October 15, 2003|Kenneth R. Weiss | Times Staff Writer

Environmental activists on Tuesday filed a lawsuit to force media magnate A. Jerrold Perenchio to abandon his pitch-and-putt golf course in the heart of Malibu and to stop the alleged practice of discharging pesticides and fertilizer into nearby Malibu Lagoon and Surfrider Beach.

In its suit in Los Angeles Superior Court, the Wetlands Action Network asked the court to require Perenchio to alter the private "Perenchio Park" so that it complies with the state's Coastal Act and wildlife protection laws. The Malibu-based group also asks that Perenchio pay fines of up to $15,000 a day for the two decades his golf course has existed without a proper permit.

"A violation of this kind cannot stand simply because this is one of the wealthiest people in California," said Marcia Hanscom, executive director of the Wetlands Action Network. "We want to stop the poisons and fertilizers that are going into the lagoon, the groundwater and the surf zone."

Perenchio, head of the Spanish-language television network Univision, took issue with the allegations in the lawsuit.

Spokesman Steve Sugerman said Perenchio was being falsely blamed for pollution problems at Malibu Lagoon and Surfrider Beach, which are a result of contaminated runoff from an increasingly urbanized watershed that encompasses 100 square miles and stretches to Thousand Oaks.

"Allegations that fertilizers and pesticides are being applied illegally are untrue," Sugerman said. Experts have found no problems, he said. Even so, he added, Perenchio is willing to take the extra step of installing an expensive system of pipes and holding tanks so that no sprinkler runoff goes into the lagoon.

In 1982, Perenchio received permission from the California Coastal Commission to fashion a jogging track, ponds and other landscaping on the 10-acre parcel next to several houses he owns in the Malibu Colony, a seaside gated community renowned as home to movie stars and other famous people.

But instead of the jogging track, Perenchio built the tiny pitch-and-putt course for his wife, Margaret Rose, an avid golfer. The fairways, sand traps and single large green are hidden behind an 8-foot stone wall; most passersby have no idea they are there.

[Extracted data entries]
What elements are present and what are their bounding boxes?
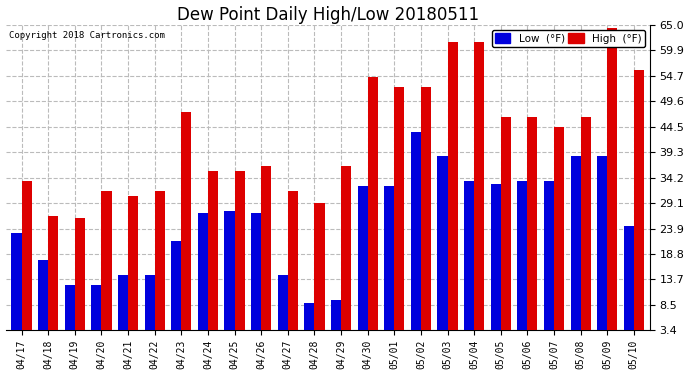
Bar (624, 226, 634, 330)
Bar (91, 285, 101, 330)
Bar (65, 285, 75, 330)
Bar (171, 241, 181, 330)
Bar (315, 204, 324, 330)
Bar (607, 28, 618, 330)
Bar (597, 156, 607, 330)
Bar (198, 213, 208, 330)
Bar (518, 181, 527, 330)
Text: Copyright 2018 Cartronics.com: Copyright 2018 Cartronics.com (9, 31, 165, 40)
Bar (251, 213, 261, 330)
Bar (501, 117, 511, 330)
Bar (75, 218, 85, 330)
Bar (181, 112, 191, 330)
Bar (357, 186, 368, 330)
Bar (277, 275, 288, 330)
Bar (128, 196, 138, 330)
Title: Dew Point Daily High/Low 20180511: Dew Point Daily High/Low 20180511 (177, 6, 479, 24)
Bar (464, 181, 474, 330)
Bar (527, 117, 538, 330)
Bar (224, 211, 235, 330)
Bar (12, 233, 21, 330)
Bar (384, 186, 394, 330)
Bar (544, 181, 554, 330)
Bar (474, 42, 484, 330)
Bar (634, 70, 644, 330)
Bar (341, 166, 351, 330)
Legend: Low  (°F), High  (°F): Low (°F), High (°F) (491, 30, 644, 47)
Bar (288, 191, 298, 330)
Bar (38, 261, 48, 330)
Bar (491, 184, 501, 330)
Bar (394, 87, 404, 330)
Bar (554, 127, 564, 330)
Bar (368, 77, 377, 330)
Bar (208, 171, 218, 330)
Bar (448, 42, 457, 330)
Bar (48, 216, 58, 330)
Bar (571, 156, 580, 330)
Bar (304, 303, 315, 330)
Bar (118, 275, 128, 330)
Bar (331, 300, 341, 330)
Bar (261, 166, 271, 330)
Bar (580, 117, 591, 330)
Bar (437, 156, 448, 330)
Bar (101, 191, 112, 330)
Bar (144, 275, 155, 330)
Bar (21, 181, 32, 330)
Bar (421, 87, 431, 330)
Bar (155, 191, 165, 330)
Bar (235, 171, 245, 330)
Bar (411, 132, 421, 330)
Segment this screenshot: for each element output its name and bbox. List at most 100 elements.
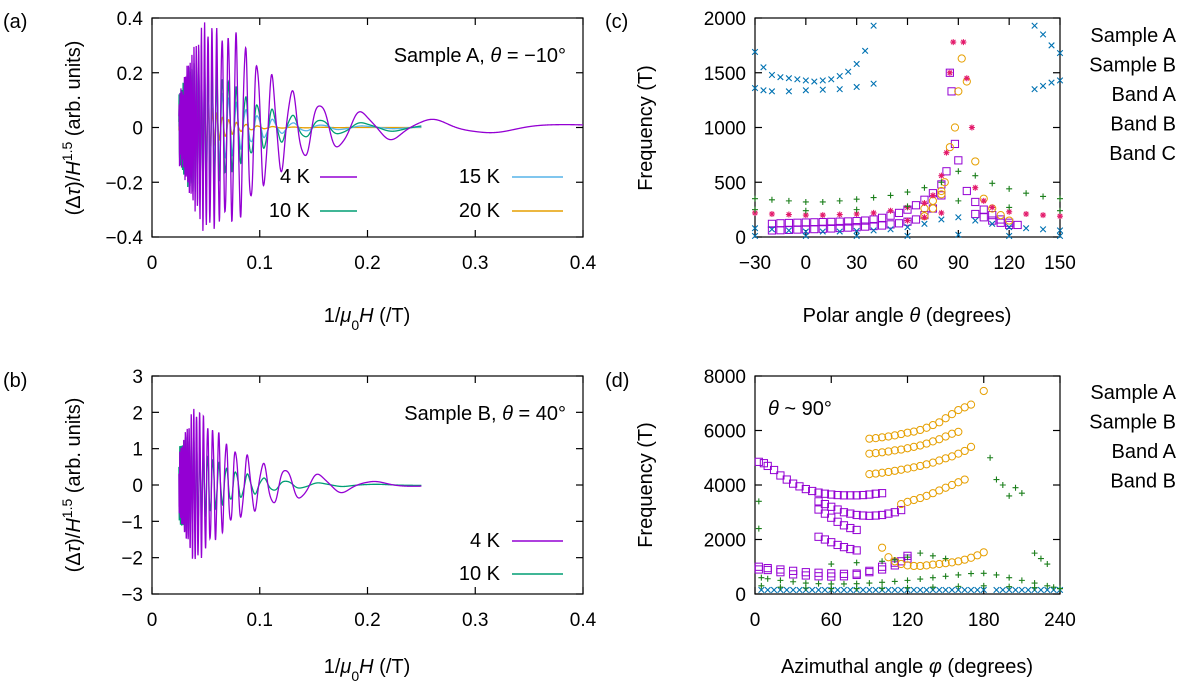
data-point-d-3 — [879, 579, 886, 586]
data-point-d-3 — [891, 556, 898, 563]
data-point-c-0 — [877, 213, 887, 222]
data-point-d-3 — [968, 570, 975, 577]
data-point-d-0 — [858, 511, 868, 520]
data-point-d-0 — [814, 488, 823, 497]
data-point-d-1 — [897, 429, 906, 439]
legend-entry-c-1: Sample B — [1089, 55, 1176, 77]
data-point-d-1 — [890, 466, 899, 475]
data-point-d-1 — [890, 446, 899, 455]
data-point-c-2 — [751, 48, 759, 56]
x-tick-label-a: 0.1 — [247, 253, 273, 274]
legend-entry-c-4: Band C — [1109, 143, 1176, 165]
data-point-d-1 — [871, 469, 880, 478]
data-point-c-2 — [1056, 49, 1064, 57]
y-tick-label-d: 8000 — [704, 367, 746, 388]
data-point-d-0 — [801, 484, 810, 494]
data-point-c-2 — [870, 227, 877, 234]
data-point-d-3 — [1018, 577, 1025, 584]
x-tick-label-d: 0 — [750, 610, 761, 631]
data-point-c-2 — [760, 87, 767, 94]
data-point-d-1 — [909, 561, 918, 571]
data-point-c-2 — [955, 231, 962, 238]
x-tick-label-b: 0.3 — [462, 610, 488, 631]
data-point-d-3 — [1006, 574, 1013, 581]
data-point-d-3 — [1057, 585, 1063, 592]
data-point-c-0 — [988, 211, 997, 220]
data-point-d-0 — [871, 489, 880, 498]
data-point-c-3 — [1023, 211, 1030, 218]
panel-annotation-d: θ ~ 90° — [768, 398, 832, 420]
data-point-c-2 — [836, 85, 843, 93]
data-point-d-3 — [987, 454, 994, 461]
legend-entry-b-1: 10 K — [459, 563, 501, 585]
y-tick-label-c: 1500 — [704, 64, 746, 85]
data-point-d-0 — [763, 564, 772, 573]
data-point-d-0 — [877, 565, 887, 574]
data-point-c-4 — [802, 198, 809, 205]
data-point-c-3 — [870, 209, 877, 216]
data-point-d-3 — [1018, 490, 1025, 497]
data-point-d-1 — [922, 561, 931, 570]
data-point-c-2 — [751, 225, 759, 232]
data-point-d-2 — [789, 586, 797, 594]
data-point-d-0 — [852, 510, 861, 520]
y-tick-label-b: 0 — [132, 476, 143, 497]
data-point-c-2 — [802, 77, 810, 84]
data-point-c-1 — [954, 87, 963, 96]
data-point-c-2 — [785, 88, 793, 95]
data-point-d-3 — [904, 554, 911, 561]
data-point-c-3 — [904, 217, 911, 224]
data-point-c-2 — [853, 60, 860, 68]
data-point-c-2 — [836, 228, 843, 235]
data-point-d-2 — [1037, 586, 1045, 594]
data-point-c-2 — [811, 78, 818, 85]
data-point-d-3 — [929, 552, 936, 559]
x-axis-label-a: 1/μ0H (/T) — [324, 305, 411, 333]
data-point-c-3 — [853, 211, 860, 218]
data-point-c-0 — [818, 224, 827, 233]
data-point-d-1 — [960, 475, 969, 484]
data-point-c-3 — [943, 149, 950, 156]
data-point-d-0 — [776, 568, 785, 577]
data-point-d-3 — [758, 574, 765, 581]
data-point-c-2 — [751, 232, 759, 240]
data-point-c-4 — [870, 194, 877, 201]
series-line-b-0 — [178, 408, 422, 560]
data-point-d-3 — [815, 580, 822, 587]
data-point-d-3 — [790, 578, 797, 585]
data-point-d-0 — [808, 486, 817, 496]
panel-label-c: (c) — [605, 11, 628, 33]
data-point-c-4 — [989, 180, 996, 187]
data-point-d-1 — [884, 553, 893, 562]
data-point-d-2 — [847, 586, 854, 594]
data-point-d-3 — [1044, 582, 1051, 589]
data-point-c-1 — [996, 211, 1005, 220]
data-point-d-0 — [833, 505, 842, 514]
data-point-c-4 — [904, 189, 911, 196]
data-point-d-3 — [999, 482, 1006, 488]
data-point-d-0 — [833, 490, 842, 500]
data-point-d-3 — [980, 582, 987, 589]
data-point-d-0 — [839, 491, 849, 500]
y-axis-label-c: Frequency (T) — [635, 65, 657, 191]
data-point-c-2 — [1056, 77, 1064, 84]
data-point-d-0 — [820, 535, 829, 544]
legend-entry-a-2: 15 K — [459, 166, 501, 188]
data-point-c-2 — [1048, 42, 1055, 49]
data-point-c-2 — [972, 217, 979, 224]
data-point-c-3 — [938, 209, 945, 216]
data-point-d-0 — [890, 508, 899, 517]
data-point-d-3 — [755, 525, 762, 532]
data-point-d-0 — [877, 510, 887, 520]
data-point-d-0 — [827, 502, 836, 511]
data-point-c-1 — [928, 204, 938, 213]
data-point-d-2 — [808, 586, 816, 594]
data-point-d-1 — [979, 548, 988, 557]
data-point-c-4 — [1023, 190, 1030, 197]
y-axis-label-a: (Δτ)/H1.5 (arb. units) — [59, 41, 85, 216]
data-point-c-2 — [845, 68, 852, 75]
data-point-d-1 — [884, 467, 893, 477]
data-point-d-2 — [840, 586, 848, 594]
y-tick-label-a: −0.2 — [105, 173, 143, 194]
data-point-d-2 — [834, 586, 841, 594]
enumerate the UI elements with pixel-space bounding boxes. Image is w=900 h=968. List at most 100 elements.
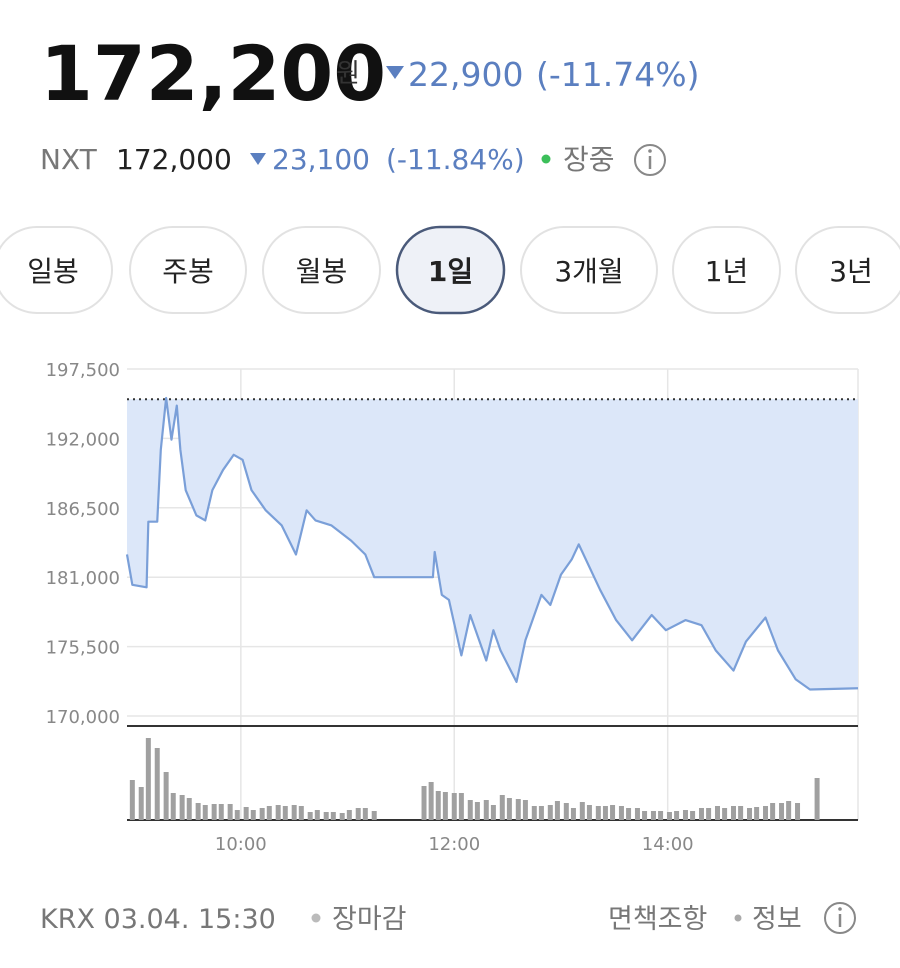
down-arrow <box>250 153 266 165</box>
volume-bar <box>814 778 820 820</box>
volume-bar <box>170 793 176 820</box>
volume-bar <box>371 811 377 820</box>
volume-bar <box>499 795 505 820</box>
volume-bar <box>674 811 680 820</box>
tab-label: 3개월 <box>554 255 623 288</box>
info-link[interactable]: 정보 <box>752 904 802 935</box>
tab-label: 일봉 <box>27 255 79 288</box>
tab-pill <box>520 226 658 314</box>
volume-bar <box>227 804 233 820</box>
volume-bar <box>195 803 201 820</box>
volume-bar <box>138 787 144 820</box>
disclaimer-link[interactable]: 면책조항 <box>608 904 707 935</box>
volume-bar <box>275 805 281 820</box>
volume-bar <box>515 799 521 820</box>
volume-bar <box>467 800 473 820</box>
volume-bar <box>538 806 544 820</box>
info-icon[interactable] <box>824 902 856 934</box>
tab[interactable]: 3년 <box>795 226 900 314</box>
separator-dot <box>311 913 321 923</box>
volume-bar <box>610 805 616 820</box>
volume-bar <box>706 808 712 820</box>
tab[interactable]: 3개월 <box>520 226 658 314</box>
volume-bar <box>435 791 441 820</box>
volume-bar <box>626 808 632 820</box>
volume-bar <box>531 806 537 820</box>
price-unit: 원 <box>336 59 360 89</box>
down-arrow <box>386 66 404 79</box>
change-pct: (-11.74%) <box>536 55 700 94</box>
volume-bar <box>339 813 345 820</box>
volume-bar <box>355 808 361 820</box>
volume-bar <box>163 772 169 820</box>
volume-bar <box>291 805 297 820</box>
tab-pill <box>395 225 506 315</box>
volume-bar <box>563 803 569 820</box>
info-icon[interactable] <box>634 144 666 176</box>
tab-label: 3년 <box>829 255 873 288</box>
tab-label: 1년 <box>705 255 749 288</box>
volume-bar <box>186 798 192 820</box>
y-tick-label: 192,000 <box>46 429 120 450</box>
volume-bar <box>451 793 457 820</box>
area-fill <box>127 398 858 690</box>
tab[interactable]: 주봉 <box>129 226 247 314</box>
y-tick-label: 186,500 <box>46 499 120 520</box>
volume-bar <box>786 801 792 820</box>
volume-bar <box>602 806 608 820</box>
volume-bar <box>474 802 480 820</box>
volume-bar <box>770 803 776 820</box>
tab-pill <box>262 226 381 314</box>
volume-bar <box>650 811 656 820</box>
volume-bar <box>442 792 448 820</box>
nxt-change-pct: (-11.84%) <box>386 143 525 176</box>
volume-bar <box>458 793 464 820</box>
volume-bar <box>579 802 585 820</box>
volume-bar <box>763 806 769 820</box>
volume-bar <box>666 812 672 820</box>
x-tick-label: 10:00 <box>215 834 267 855</box>
change: 22,900 <box>408 55 523 94</box>
volume-bar <box>154 748 160 820</box>
x-tick-label: 12:00 <box>428 834 480 855</box>
footer-status: 장마감 <box>332 904 407 935</box>
volume-bar <box>595 806 601 820</box>
tab[interactable]: 월봉 <box>262 226 381 314</box>
volume-bar <box>642 811 648 820</box>
tab-label: 1일 <box>428 255 473 288</box>
volume-bar <box>554 801 560 820</box>
volume-bar <box>218 804 224 820</box>
volume-bar <box>145 738 151 820</box>
volume-bar <box>243 807 249 820</box>
tab-pill <box>795 226 900 314</box>
volume-bar <box>211 804 217 820</box>
volume-bar <box>658 811 664 820</box>
nxt-label: NXT <box>40 143 98 176</box>
tab[interactable]: 일봉 <box>0 226 113 314</box>
volume-bar <box>421 786 427 820</box>
separator-dot <box>734 914 742 922</box>
volume-bar <box>714 806 720 820</box>
tab-pill <box>672 226 781 314</box>
tabs: 일봉 주봉 월봉 1일 3개월 1년 3년 <box>0 225 900 315</box>
price: 172,200 <box>40 29 386 118</box>
volume-bar <box>323 812 329 820</box>
volume-bar <box>754 807 760 820</box>
chart: 170,000 175,500 181,000 186,500 192,000 197,5… <box>46 360 859 855</box>
volume-bar <box>483 800 489 820</box>
status-dot <box>541 154 551 164</box>
volume-bar <box>690 811 696 820</box>
volume-bar <box>547 805 553 820</box>
volume-bar <box>298 806 304 820</box>
volume-bar <box>730 806 736 820</box>
volume-bar <box>779 803 785 820</box>
volume-bar <box>570 808 576 820</box>
volume-bar <box>330 812 336 820</box>
y-tick-label: 181,000 <box>46 568 120 589</box>
volume-bar <box>586 805 592 820</box>
tab[interactable]: 1년 <box>672 226 781 314</box>
tab[interactable]: 1일 <box>395 225 506 315</box>
volume-bar <box>179 795 185 820</box>
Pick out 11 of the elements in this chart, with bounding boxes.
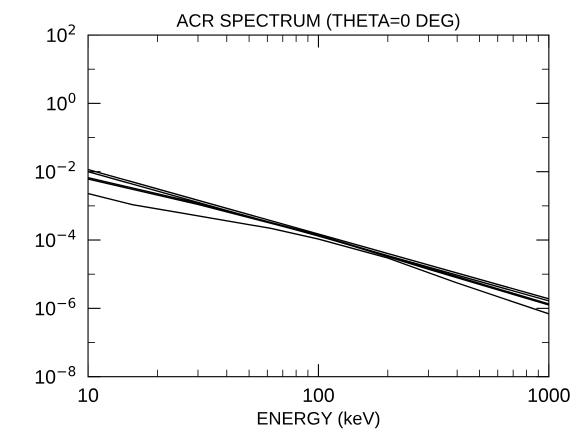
y-tick-label: 10$^{−8}$ [36, 366, 76, 384]
x-tick-label: 100 [304, 388, 334, 402]
x-tick-label: 1000 [528, 388, 570, 402]
y-tick-label: 10$^{−2}$ [36, 161, 75, 179]
y-tick-label: 10$^{2}$ [47, 24, 75, 42]
y-tick-label: 10$^{−6}$ [36, 298, 76, 316]
y-tick-label: 10$^{−4}$ [36, 230, 76, 248]
x-tick-label: 10 [78, 388, 98, 402]
x-axis-title: ENERGY (keV) [258, 411, 380, 428]
y-tick-label: 10$^{0}$ [47, 92, 76, 110]
chart-title: ACR SPECTRUM (THETA=0 DEG) [176, 14, 460, 30]
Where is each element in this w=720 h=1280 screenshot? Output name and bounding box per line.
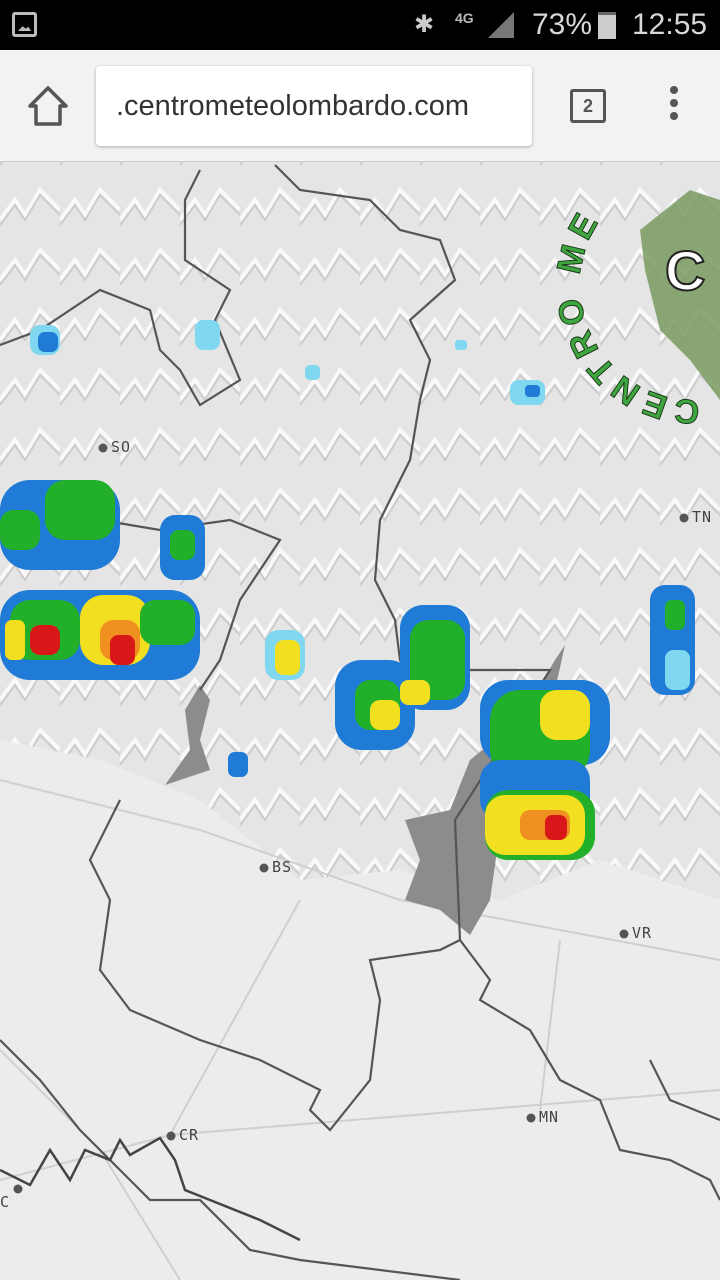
battery-percent: 73% (532, 8, 593, 41)
radar-cell-blue (525, 385, 540, 397)
radar-cell-green (410, 620, 465, 700)
radar-cell-green (0, 510, 40, 550)
city-label: TN (692, 508, 712, 526)
radar-cell-yellow (400, 680, 430, 705)
radar-cell-light (305, 365, 320, 380)
signal-icon (488, 12, 514, 38)
bluetooth-icon: ✱ (414, 11, 435, 38)
radar-cell-yellow (275, 640, 300, 675)
city-dot (98, 443, 108, 453)
browser-toolbar: .centrometeolombardo.com 2 (0, 50, 720, 162)
city-label: SO (111, 438, 131, 456)
radar-echoes (0, 320, 695, 860)
river-po (0, 1136, 301, 1242)
radar-cell-red (30, 625, 60, 655)
tab-switcher-button[interactable]: 2 (570, 89, 606, 123)
radar-cell-green (665, 600, 685, 630)
battery-icon (598, 12, 616, 39)
city-dot (526, 1113, 536, 1123)
lake-iseo (165, 685, 210, 785)
city-marker: VR (619, 924, 652, 942)
radar-cell-blue (228, 752, 248, 777)
radar-cell-yellow (370, 700, 400, 730)
radar-cell-green (140, 600, 195, 645)
radar-cell-yellow (540, 690, 590, 740)
logo-map-lombardia (640, 190, 720, 400)
city-label: VR (632, 924, 652, 942)
city-marker: SO (98, 438, 131, 456)
radar-cell-yellow (5, 620, 25, 660)
radar-cell-red (110, 635, 135, 665)
city-marker: C (0, 1184, 23, 1211)
menu-icon[interactable] (664, 86, 684, 126)
city-marker: TN (679, 508, 712, 526)
city-label: BS (272, 858, 292, 876)
city-label: CR (179, 1126, 199, 1144)
city-marker: BS (259, 858, 292, 876)
radar-cell-red (545, 815, 567, 840)
radar-cell-green (45, 480, 115, 540)
city-dot (259, 863, 269, 873)
gallery-notification-icon (12, 12, 37, 37)
city-dot (166, 1131, 176, 1141)
network-type: 4G (455, 10, 474, 26)
url-bar[interactable]: .centrometeolombardo.com (96, 66, 532, 146)
city-label: C (0, 1193, 10, 1211)
logo-initials: C (665, 239, 705, 302)
city-dot (13, 1184, 23, 1194)
status-bar: ✱ 4G 73% 12:55 (0, 0, 720, 50)
radar-cell-blue (38, 332, 58, 352)
city-dot (679, 513, 689, 523)
city-marker: MN (526, 1108, 559, 1126)
home-icon[interactable] (26, 84, 70, 128)
clock: 12:55 (632, 8, 708, 41)
city-marker: CR (166, 1126, 199, 1144)
radar-cell-light (195, 320, 220, 350)
radar-cell-light (665, 650, 690, 690)
radar-cell-green (170, 530, 195, 560)
radar-cell-light (455, 340, 467, 350)
city-dot (619, 929, 629, 939)
city-label: MN (539, 1108, 559, 1126)
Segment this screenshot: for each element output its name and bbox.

* OBJECTIVE
According to the Malibu golf course article, why does Steve Sugerman say Perenchio is being falsely blamed for the pollution at Malibu Lagoon and Surfrider Beach?

* FINAL ANSWER
Sugerman says the pollution problems come from contaminated runoff from an increasingly urbanized watershed. That watershed covers 100 square miles and stretches to Thousand Oaks.